> Instruction
In the part of the records that opens with the line containing "What elements are" and closes with the line containing "Bar — [612, 261, 635, 276]", change every "differences" to "deviations" and write those lines out again with nothing else altered. Leave out the picture lines.

> Given entries
===============
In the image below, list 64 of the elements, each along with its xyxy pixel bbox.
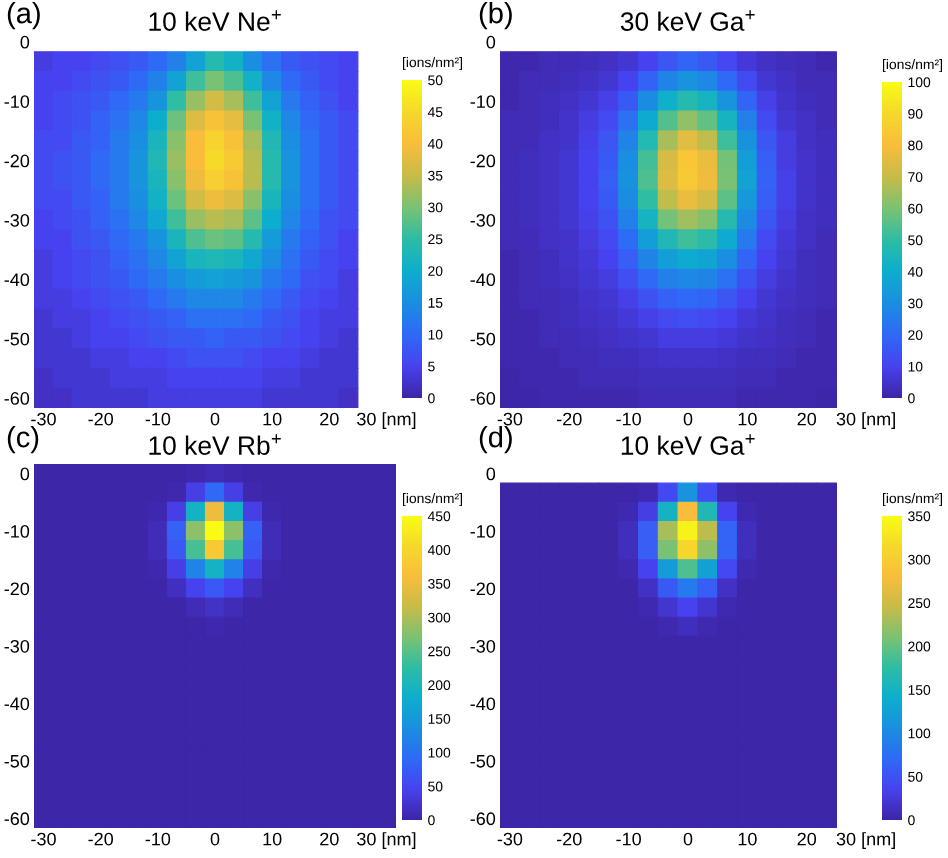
===============
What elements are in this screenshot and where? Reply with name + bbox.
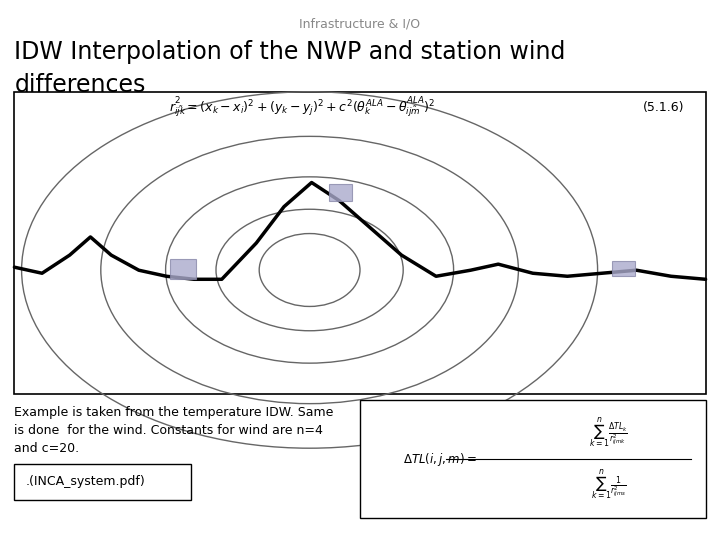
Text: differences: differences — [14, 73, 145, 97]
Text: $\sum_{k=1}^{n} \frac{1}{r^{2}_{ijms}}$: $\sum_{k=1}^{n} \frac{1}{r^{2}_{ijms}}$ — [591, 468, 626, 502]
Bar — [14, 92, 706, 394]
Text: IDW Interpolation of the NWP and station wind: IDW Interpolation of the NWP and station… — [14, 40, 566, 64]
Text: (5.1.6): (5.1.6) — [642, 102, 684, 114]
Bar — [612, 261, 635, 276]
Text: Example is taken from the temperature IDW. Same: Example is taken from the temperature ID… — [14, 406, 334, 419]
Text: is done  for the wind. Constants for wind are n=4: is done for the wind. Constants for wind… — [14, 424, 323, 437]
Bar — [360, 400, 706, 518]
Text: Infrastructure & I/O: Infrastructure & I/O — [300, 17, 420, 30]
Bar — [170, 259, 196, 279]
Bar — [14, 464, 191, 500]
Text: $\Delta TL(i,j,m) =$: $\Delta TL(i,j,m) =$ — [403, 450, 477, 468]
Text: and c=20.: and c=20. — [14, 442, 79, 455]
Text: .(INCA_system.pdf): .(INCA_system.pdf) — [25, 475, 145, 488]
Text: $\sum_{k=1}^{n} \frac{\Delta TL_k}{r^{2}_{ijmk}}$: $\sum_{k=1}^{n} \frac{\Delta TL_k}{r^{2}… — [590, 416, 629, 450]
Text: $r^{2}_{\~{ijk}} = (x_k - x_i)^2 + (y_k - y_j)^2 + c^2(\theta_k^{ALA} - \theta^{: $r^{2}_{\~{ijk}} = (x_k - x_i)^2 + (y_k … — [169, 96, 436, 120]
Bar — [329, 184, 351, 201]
===============
> Task solution
What elements are in this screenshot and where? Reply with name + bbox.
Text: deviations: deviations — [14, 73, 145, 97]
Text: $\sum_{k=1}^{n} \frac{1}{r^{2}_{ijms}}$: $\sum_{k=1}^{n} \frac{1}{r^{2}_{ijms}}$ — [591, 468, 626, 502]
Bar — [14, 92, 706, 394]
Text: IDW Interpolation of the NWP and station wind: IDW Interpolation of the NWP and station… — [14, 40, 566, 64]
Text: (5.1.6): (5.1.6) — [642, 102, 684, 114]
Bar — [612, 261, 635, 276]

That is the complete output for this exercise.